* Aim
Repeat all of the records verbatim.

* Records supplied
* Start *

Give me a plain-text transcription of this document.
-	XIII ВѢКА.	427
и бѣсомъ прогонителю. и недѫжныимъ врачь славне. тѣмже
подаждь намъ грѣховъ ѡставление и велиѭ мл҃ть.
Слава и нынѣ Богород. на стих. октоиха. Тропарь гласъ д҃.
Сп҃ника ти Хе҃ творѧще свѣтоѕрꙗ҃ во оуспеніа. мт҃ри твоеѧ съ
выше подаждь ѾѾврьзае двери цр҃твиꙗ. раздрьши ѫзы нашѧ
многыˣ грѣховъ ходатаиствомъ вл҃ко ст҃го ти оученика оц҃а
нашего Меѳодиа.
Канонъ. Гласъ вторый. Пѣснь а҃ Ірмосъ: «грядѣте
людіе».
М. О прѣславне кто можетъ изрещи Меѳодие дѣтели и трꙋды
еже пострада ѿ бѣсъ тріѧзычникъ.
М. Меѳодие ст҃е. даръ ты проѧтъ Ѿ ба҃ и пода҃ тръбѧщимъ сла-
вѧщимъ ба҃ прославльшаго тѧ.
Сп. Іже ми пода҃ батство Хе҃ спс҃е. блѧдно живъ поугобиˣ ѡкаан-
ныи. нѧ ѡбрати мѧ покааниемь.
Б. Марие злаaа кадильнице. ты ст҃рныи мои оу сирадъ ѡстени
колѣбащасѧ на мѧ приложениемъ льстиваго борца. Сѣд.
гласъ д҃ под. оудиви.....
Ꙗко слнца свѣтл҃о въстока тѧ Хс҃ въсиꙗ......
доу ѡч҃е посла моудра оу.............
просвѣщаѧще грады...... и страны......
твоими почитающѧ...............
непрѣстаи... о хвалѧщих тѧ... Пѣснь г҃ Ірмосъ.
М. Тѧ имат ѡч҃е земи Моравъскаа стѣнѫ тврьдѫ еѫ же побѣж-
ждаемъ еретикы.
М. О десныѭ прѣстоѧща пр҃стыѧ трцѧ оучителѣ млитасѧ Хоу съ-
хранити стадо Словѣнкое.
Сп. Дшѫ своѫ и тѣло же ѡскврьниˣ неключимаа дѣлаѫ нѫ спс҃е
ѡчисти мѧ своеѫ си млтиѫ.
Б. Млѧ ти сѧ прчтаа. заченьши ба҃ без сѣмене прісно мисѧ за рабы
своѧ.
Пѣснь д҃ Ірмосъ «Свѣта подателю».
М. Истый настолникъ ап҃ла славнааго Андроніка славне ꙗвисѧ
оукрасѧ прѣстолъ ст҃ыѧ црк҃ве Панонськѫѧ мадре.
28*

* End *

* Exercise solution
Give me a plain-text transcription of this document.
-	XIII ВѢКА.	427
и бѣсомъ прогонителю. и недѫжныимъ врачь славне. тѣмже
подаждь намъ грѣховъ ѡставление и велиѭ мл҃ть.
Слава и нынѣ Богород. на стих. октоиха. Тропарь гласъ д҃.
Сп҃ника ти Хе҃ творѧще свѣтоѕрꙗ҃ во оуспеніа. мт҃ри твоеѧ съ
выше подаждь ѾѾврьзае двери цр҃твиꙗ. раздрьши ѫзы нашѧ
многыˣ грѣховъ ходатаиствомъ вл҃ко ст҃го ти оученика оц҃а
нашего Меѳодиа.
Канонъ. Гласъ вторый. Пѣснь а҃ Ірмосъ: «грядѣте
людіе».
М. О прѣславне кто можетъ изрещи Меѳодие дѣтели и трꙋды
еже пострада ѿ бѣсъ тріѧзычникъ.
М. Меѳодие ст҃е. даръ ты проѧтъ Ѿ ба҃ и пода҃ тръбѧщимъ сла-
вѧщимъ ба҃ прославльшаго тѧ.
Сп. Іже ми пода҃ батство Хе҃ спс҃е. блѧдно живъ поугобиˣ ѡкаан-
ныи. нѧ ѡбрати мѧ покааниемь.
Б. Марие злаaа кадильнице. ты ст҃рныи мои оу сирадъ ѡстени
колѣбащасѧ на мѧ приложениемъ льстиваго борца. Сѣд.
гласъ д҃ под. оудиви.....
Ꙗко слнца свѣтл҃о въстока тѧ Хс҃ въсиꙗ......
доу ѡч҃е посла моудра оу.............
просвѣщаѧще грады...... и страны......
твоими почитающѧ...............
непрѣстаи... о хвалѧщих тѧ... Пѣснь г҃ Ірмосъ.
М. Тѧ имат ѡч҃е земи Моравъскаа стѣнѫ тврьдѫ еѫ же побѣж-
ждаемъ еретикы.
М. О десныѭ прѣстоѧща пр҃стыѧ трцѧ оучителѣ млитасѧ Хоу съ-
хранити стадо Словѣнкое.
Сп. Дшѫ своѫ и тѣло же ѡскврьниˣ неключимаа дѣлаѫ нѫ спс҃е
ѡчисти мѧ своеѫ си млтиѫ.
Б. Млѧ ти сѧ прчтаа. заченьши ба҃ без сѣмене прісно мисѧ за рабы
своѧ.
Пѣснь д҃ Ірмосъ «Свѣта подателю».
М. Истый настолникъ ап҃ла славнааго Андроніка славне ꙗвисѧ
оукрасѧ прѣстолъ ст҃ыѧ црк҃ве Панонськѫѧ мадре.
28*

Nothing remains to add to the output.